▶ _WHAT TO PRODUCE_
Copy verbatim the lines from the beginning of the records through the line containing "data-point xyxy=(886,507,902,523)", with both the first line and that line included.

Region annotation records
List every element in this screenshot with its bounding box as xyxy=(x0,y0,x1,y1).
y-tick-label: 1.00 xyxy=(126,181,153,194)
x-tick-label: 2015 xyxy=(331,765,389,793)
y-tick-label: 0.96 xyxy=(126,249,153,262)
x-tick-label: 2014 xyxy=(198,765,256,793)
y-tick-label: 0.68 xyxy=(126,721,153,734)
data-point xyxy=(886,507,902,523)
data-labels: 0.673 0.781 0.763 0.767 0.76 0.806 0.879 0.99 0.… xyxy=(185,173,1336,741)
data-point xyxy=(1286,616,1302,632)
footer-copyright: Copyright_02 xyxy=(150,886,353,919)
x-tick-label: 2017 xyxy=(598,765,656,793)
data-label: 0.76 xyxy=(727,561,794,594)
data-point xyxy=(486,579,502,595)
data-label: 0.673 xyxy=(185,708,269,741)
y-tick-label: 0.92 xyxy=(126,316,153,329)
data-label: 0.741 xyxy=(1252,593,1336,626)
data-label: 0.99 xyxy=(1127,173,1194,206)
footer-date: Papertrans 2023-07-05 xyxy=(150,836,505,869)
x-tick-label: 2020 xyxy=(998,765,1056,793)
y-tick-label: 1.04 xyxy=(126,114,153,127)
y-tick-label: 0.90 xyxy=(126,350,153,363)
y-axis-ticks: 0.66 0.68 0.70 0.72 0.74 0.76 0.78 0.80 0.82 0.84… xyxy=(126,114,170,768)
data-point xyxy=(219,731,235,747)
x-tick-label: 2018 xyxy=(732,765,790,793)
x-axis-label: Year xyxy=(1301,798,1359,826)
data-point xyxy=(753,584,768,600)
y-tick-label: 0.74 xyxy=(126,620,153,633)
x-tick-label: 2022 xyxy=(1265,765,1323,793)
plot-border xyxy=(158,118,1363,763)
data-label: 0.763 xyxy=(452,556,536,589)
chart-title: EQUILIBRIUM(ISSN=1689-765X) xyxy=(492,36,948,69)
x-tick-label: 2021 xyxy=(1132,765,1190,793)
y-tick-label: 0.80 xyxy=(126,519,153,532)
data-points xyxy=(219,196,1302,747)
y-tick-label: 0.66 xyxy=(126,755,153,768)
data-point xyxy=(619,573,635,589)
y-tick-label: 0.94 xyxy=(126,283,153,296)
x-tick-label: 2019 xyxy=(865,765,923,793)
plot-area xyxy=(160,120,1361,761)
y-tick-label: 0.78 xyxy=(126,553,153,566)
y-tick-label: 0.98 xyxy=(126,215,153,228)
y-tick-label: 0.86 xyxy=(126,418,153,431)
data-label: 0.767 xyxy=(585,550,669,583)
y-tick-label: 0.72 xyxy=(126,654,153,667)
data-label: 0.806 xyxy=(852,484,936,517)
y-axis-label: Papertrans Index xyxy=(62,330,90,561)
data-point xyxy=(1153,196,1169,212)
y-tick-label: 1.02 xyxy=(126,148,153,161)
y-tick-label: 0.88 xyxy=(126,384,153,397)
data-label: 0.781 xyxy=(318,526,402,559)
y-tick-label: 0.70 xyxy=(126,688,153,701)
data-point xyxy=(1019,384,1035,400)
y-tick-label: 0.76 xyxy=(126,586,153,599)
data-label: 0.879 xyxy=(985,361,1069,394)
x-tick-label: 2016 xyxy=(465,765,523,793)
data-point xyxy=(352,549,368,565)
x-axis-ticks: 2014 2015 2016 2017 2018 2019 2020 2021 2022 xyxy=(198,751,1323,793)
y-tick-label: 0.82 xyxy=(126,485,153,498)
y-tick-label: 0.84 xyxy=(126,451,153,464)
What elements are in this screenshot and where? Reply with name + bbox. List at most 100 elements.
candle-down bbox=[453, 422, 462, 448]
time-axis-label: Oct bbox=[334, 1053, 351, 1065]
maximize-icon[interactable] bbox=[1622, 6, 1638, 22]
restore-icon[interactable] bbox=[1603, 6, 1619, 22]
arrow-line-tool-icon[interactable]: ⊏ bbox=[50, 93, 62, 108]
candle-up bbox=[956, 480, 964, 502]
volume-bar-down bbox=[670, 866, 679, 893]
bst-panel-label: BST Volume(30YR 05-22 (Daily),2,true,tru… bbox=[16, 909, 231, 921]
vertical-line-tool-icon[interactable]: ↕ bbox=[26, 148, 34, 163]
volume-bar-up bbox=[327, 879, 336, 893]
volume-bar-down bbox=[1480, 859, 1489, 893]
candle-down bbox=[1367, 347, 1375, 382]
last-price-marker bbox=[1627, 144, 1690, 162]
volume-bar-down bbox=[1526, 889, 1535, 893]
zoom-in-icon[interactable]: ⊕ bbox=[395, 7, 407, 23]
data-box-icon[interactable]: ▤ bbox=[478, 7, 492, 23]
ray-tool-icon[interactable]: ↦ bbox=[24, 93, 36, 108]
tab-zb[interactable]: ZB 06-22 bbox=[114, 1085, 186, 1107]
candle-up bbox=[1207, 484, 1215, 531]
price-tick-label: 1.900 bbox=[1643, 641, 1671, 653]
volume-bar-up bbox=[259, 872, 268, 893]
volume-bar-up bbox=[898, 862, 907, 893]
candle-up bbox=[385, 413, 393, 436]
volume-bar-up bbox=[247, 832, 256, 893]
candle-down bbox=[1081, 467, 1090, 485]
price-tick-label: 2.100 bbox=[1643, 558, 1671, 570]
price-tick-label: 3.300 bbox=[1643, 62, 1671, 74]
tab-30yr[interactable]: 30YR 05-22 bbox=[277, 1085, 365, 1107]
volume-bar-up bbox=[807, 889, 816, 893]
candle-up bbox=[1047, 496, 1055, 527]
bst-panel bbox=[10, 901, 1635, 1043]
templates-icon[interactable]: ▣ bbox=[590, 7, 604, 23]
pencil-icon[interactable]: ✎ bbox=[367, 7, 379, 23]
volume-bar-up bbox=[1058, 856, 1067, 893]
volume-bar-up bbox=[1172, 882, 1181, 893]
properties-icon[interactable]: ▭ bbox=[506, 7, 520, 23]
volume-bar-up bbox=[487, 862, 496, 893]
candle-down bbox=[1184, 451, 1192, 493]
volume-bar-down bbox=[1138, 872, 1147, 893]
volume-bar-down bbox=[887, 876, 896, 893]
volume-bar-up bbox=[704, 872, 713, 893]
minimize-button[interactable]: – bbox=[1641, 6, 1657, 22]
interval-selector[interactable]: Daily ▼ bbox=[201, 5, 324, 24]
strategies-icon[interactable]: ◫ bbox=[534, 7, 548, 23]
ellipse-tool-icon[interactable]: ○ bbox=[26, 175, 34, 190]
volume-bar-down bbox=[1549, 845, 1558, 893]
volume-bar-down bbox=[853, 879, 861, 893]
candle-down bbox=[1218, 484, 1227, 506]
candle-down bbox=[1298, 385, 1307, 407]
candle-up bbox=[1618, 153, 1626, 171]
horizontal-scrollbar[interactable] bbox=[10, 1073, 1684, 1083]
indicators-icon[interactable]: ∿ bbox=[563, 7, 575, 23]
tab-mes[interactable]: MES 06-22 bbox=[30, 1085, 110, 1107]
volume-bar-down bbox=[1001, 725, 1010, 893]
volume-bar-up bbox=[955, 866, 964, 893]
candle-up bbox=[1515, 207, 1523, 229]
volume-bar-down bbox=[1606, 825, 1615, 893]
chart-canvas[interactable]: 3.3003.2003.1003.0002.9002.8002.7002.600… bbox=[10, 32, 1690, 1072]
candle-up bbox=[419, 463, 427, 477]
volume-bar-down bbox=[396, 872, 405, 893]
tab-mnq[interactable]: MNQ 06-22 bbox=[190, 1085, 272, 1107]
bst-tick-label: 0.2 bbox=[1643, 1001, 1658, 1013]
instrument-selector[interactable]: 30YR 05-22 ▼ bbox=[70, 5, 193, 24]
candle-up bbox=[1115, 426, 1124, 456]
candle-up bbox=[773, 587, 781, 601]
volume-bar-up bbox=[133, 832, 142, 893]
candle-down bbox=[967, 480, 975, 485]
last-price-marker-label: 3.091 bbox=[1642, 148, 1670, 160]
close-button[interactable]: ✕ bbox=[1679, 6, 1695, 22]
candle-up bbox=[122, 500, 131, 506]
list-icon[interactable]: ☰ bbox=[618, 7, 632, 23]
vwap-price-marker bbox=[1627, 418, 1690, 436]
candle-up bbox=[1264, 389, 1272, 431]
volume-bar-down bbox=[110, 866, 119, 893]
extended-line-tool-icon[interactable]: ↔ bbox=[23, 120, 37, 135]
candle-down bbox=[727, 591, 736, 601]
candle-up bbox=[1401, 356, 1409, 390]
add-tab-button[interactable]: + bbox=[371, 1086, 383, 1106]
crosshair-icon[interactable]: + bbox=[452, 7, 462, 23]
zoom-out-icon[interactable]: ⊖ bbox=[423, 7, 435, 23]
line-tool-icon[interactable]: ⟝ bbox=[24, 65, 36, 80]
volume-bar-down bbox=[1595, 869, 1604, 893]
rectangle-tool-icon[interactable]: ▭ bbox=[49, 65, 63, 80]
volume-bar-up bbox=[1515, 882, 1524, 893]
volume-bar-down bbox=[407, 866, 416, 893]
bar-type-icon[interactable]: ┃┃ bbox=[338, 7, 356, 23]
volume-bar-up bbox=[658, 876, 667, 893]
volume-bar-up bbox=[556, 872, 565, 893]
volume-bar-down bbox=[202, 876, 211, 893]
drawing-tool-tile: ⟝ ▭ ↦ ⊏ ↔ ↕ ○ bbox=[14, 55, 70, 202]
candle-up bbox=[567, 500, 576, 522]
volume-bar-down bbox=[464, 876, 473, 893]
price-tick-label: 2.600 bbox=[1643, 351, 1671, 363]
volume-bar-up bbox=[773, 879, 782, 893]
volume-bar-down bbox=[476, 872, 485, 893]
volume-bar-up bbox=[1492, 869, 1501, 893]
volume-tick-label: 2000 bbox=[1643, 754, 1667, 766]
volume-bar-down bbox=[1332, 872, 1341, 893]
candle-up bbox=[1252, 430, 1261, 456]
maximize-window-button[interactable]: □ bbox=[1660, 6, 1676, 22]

▶ _PROBLEM SOLUTION_
List every element in this screenshot with its bounding box as xyxy=(x0,y0,x1,y1).
y-tick-label: 1.00 xyxy=(126,181,153,194)
x-tick-label: 2015 xyxy=(331,765,389,793)
y-tick-label: 0.96 xyxy=(126,249,153,262)
x-tick-label: 2014 xyxy=(198,765,256,793)
y-tick-label: 0.68 xyxy=(126,721,153,734)
data-point xyxy=(886,507,902,523)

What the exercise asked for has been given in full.